Neste sentido, achei um pouco estranho o conteúdo da inquirição do senador Fabiano Contarato ao hoje ministro Moro, no Senado (apesar de ver virtudes em partes da sua fala). Afinal, o que tem feito a lava jato? Nada mais do que transformar novas categorias e estratos sociais em vítimas do Beemote. É isso que devemos querer? Não, penso que devamos desejar o Estado de Direito, o devido processo legal, para todos e não a universalização do arbítrio. Neste sentido, me distancio dos que – a exemplo do senador Contarato – tentam preservar a lava jato diante dos vazamentos que mostrariam comportamentos indevidos do então juiz Moro. Afinal, como disse Dawisson Lopes, no Twitter, tirando os procedimentos ilegais e as pessoas que cometeram irregularidades, o que sobra da lava jato? Acho que nada. Na luta do Beemote contra o Leviatã, torço pela vitória final do último!

  1. Vale a pena rever esses depoimentos de Nestor Cerveró (https://www.youtube.com/watch?v=7XZaa9oSwgA e https://www.youtube.com/watch?v=g6SggE9-bm8) e Fernando Bahiano (https://www.youtube.com/watch?v=JFKH83WuuFc)

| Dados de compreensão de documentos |
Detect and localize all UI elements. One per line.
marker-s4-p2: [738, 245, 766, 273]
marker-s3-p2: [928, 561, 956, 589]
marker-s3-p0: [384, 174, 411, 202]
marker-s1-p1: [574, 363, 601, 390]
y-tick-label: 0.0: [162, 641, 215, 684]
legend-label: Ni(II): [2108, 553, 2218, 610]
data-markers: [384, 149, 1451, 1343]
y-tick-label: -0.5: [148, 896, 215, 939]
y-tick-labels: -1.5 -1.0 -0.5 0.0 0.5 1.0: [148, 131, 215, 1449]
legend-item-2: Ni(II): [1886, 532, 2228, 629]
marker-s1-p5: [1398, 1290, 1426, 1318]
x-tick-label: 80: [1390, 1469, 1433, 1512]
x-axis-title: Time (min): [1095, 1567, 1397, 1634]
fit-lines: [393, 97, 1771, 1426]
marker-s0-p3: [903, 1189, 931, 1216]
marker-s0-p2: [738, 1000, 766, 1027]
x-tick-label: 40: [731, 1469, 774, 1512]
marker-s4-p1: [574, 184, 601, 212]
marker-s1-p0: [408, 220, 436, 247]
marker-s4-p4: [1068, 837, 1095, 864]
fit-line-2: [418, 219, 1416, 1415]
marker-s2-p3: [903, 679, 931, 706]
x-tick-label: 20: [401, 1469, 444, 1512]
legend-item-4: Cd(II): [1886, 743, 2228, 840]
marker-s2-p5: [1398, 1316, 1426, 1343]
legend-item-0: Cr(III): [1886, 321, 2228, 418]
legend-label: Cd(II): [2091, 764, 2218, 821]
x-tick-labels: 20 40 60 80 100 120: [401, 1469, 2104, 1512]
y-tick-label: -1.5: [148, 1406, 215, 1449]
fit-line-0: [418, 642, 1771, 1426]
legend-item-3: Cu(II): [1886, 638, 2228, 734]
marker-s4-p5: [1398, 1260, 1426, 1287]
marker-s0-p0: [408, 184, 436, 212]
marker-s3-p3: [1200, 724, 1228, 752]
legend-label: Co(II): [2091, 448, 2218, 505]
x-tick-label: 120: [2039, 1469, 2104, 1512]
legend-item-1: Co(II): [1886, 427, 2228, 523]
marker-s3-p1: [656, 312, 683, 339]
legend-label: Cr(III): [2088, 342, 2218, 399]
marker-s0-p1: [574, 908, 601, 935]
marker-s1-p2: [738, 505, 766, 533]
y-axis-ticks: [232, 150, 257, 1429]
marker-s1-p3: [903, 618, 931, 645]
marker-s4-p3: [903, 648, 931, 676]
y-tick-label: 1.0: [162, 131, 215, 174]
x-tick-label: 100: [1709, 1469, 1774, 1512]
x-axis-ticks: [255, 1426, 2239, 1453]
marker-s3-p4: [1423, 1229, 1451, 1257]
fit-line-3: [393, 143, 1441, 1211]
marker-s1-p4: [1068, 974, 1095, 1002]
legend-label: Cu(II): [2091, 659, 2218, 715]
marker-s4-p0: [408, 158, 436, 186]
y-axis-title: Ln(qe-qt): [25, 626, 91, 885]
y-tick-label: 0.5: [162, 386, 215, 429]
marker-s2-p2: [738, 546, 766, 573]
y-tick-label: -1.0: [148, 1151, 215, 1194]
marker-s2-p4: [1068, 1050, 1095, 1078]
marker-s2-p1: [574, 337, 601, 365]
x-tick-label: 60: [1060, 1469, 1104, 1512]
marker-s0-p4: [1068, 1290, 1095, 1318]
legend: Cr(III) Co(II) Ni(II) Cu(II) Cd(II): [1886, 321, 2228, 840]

| A tarefa |
No texto fornecido, a quem se atribui a pergunta, feita no Twitter, sobre o que sobra da lava jato sem os procedimentos ilegais e as pessoas que cometeram irregularidades?

| Resposta esperada |
A Dawisson Lopes.